- **タスク要件**:
以下のレコードの全行を、一字も変えずにそのまま引用せよ。ただし画像は解答に含めないこと。

※ ※ ※

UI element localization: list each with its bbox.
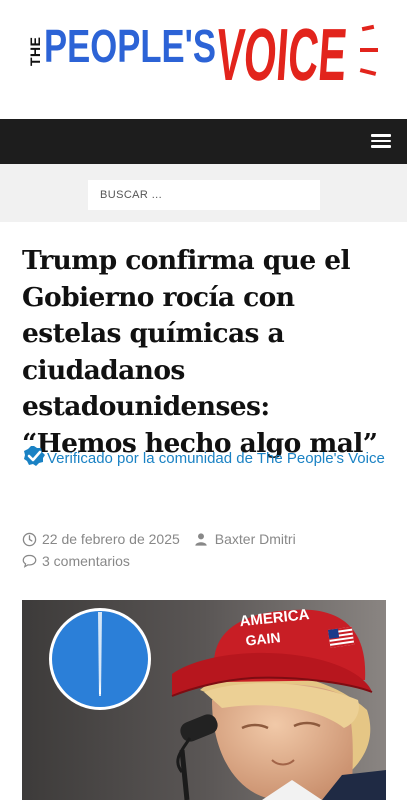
logo-voice: VOICE — [214, 13, 350, 96]
community-verified-link[interactable]: Verificado por la comunidad de The Peopl… — [22, 442, 392, 475]
verified-text: Verificado por la comunidad de The Peopl… — [47, 450, 385, 467]
article-meta: 22 de febrero de 2025 Baxter Dmitri 3 co… — [22, 528, 392, 572]
search-bar — [0, 164, 407, 222]
article-featured-image[interactable]: AMERICA GAIN — [22, 600, 386, 800]
contrail-sky-circle — [49, 608, 151, 710]
hamburger-icon[interactable] — [369, 131, 393, 153]
logo-sound-marks — [359, 24, 378, 76]
clock-icon — [22, 532, 37, 546]
flag-patch-icon — [328, 626, 355, 648]
featured-image-illustration: AMERICA GAIN — [22, 600, 386, 800]
verified-check-icon — [24, 446, 45, 466]
article-title: Trump confirma que el Gobierno rocía con… — [22, 245, 378, 459]
comment-icon — [22, 554, 37, 568]
nav-bar — [0, 119, 407, 164]
article-author[interactable]: Baxter Dmitri — [215, 528, 296, 550]
logo-the: THE — [27, 37, 43, 67]
search-input[interactable] — [88, 180, 320, 210]
article-date[interactable]: 22 de febrero de 2025 — [42, 528, 180, 550]
site-header: THE PEOPLE'S VOICE — [0, 0, 407, 119]
site-logo[interactable]: THE PEOPLE'S VOICE — [24, 4, 386, 104]
article-comments[interactable]: 3 comentarios — [42, 550, 130, 572]
logo-peoples: PEOPLE'S — [44, 20, 216, 72]
user-icon — [195, 533, 207, 546]
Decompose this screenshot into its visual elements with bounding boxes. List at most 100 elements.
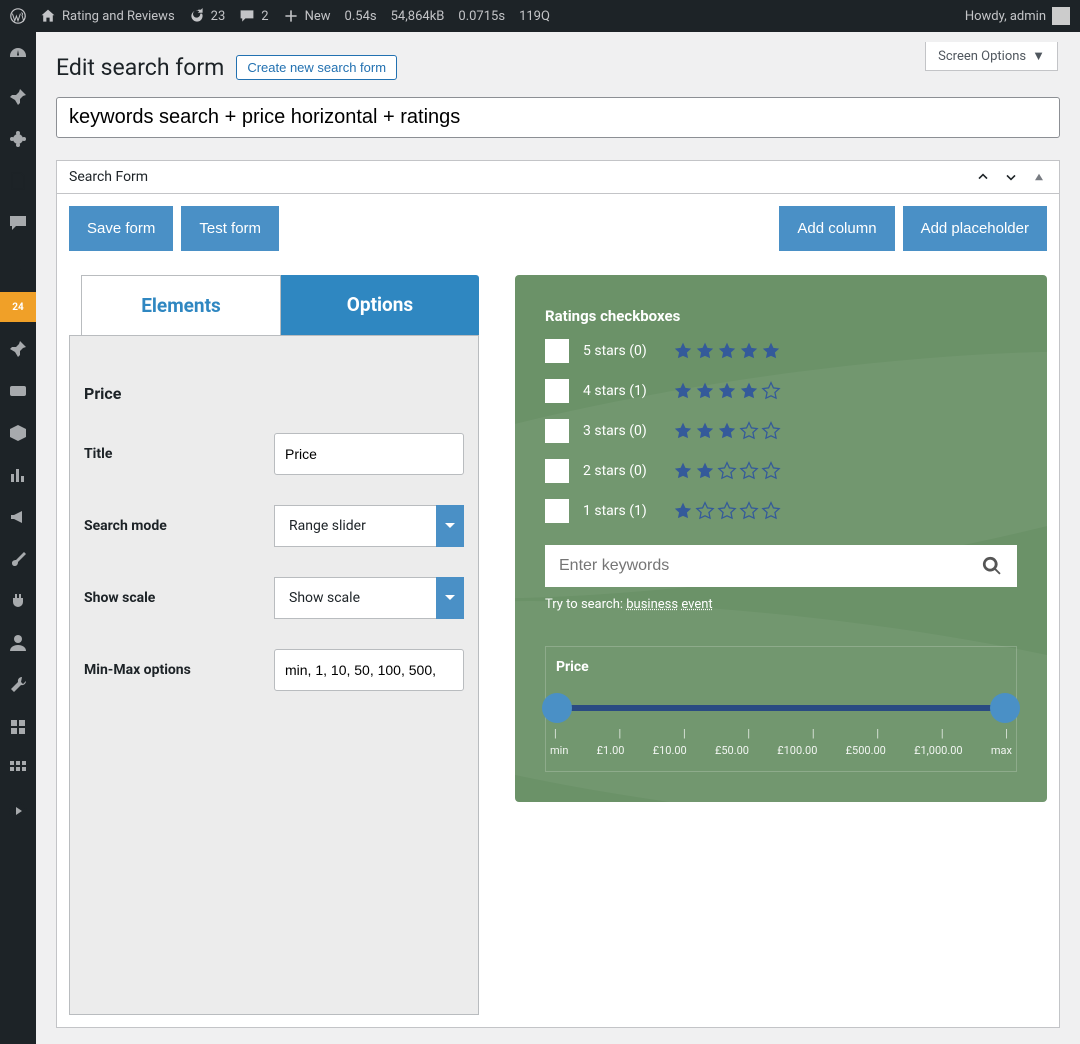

※ ※ ※

- **解答は以下**:
UI element localization: list each with its bbox.
logo-voice: VOICE — [214, 13, 350, 96]
community-verified-link[interactable]: Verificado por la comunidad de The Peopl… — [22, 442, 392, 475]
verified-text: Verificado por la comunidad de The Peopl… — [47, 450, 385, 467]
article-meta: 22 de febrero de 2025 Baxter Dmitri 3 co… — [22, 528, 392, 572]
search-bar — [0, 164, 407, 222]
article-featured-image[interactable]: AMERICA GAIN — [22, 600, 386, 800]
contrail-sky-circle — [49, 608, 151, 710]
hamburger-icon[interactable] — [369, 131, 393, 153]
logo-sound-marks — [359, 24, 378, 76]
clock-icon — [22, 532, 37, 546]
flag-patch-icon — [328, 626, 355, 648]
featured-image-illustration: AMERICA GAIN — [22, 600, 386, 800]
verified-check-icon — [24, 446, 45, 466]
article-title: Trump confirma que el Gobierno rocía con… — [22, 245, 378, 459]
comment-icon — [22, 554, 37, 568]
nav-bar — [0, 119, 407, 164]
article-author[interactable]: Baxter Dmitri — [215, 528, 296, 550]
logo-the: THE — [27, 37, 43, 67]
search-input[interactable] — [88, 180, 320, 210]
article-date[interactable]: 22 de febrero de 2025 — [42, 528, 180, 550]
site-header: THE PEOPLE'S VOICE — [0, 0, 407, 119]
site-logo[interactable]: THE PEOPLE'S VOICE — [24, 4, 386, 104]
article-comments[interactable]: 3 comentarios — [42, 550, 130, 572]
logo-peoples: PEOPLE'S — [44, 20, 216, 72]
user-icon — [195, 533, 207, 546]
Decompose this screenshot into its visual elements with bounding boxes. List at most 100 elements.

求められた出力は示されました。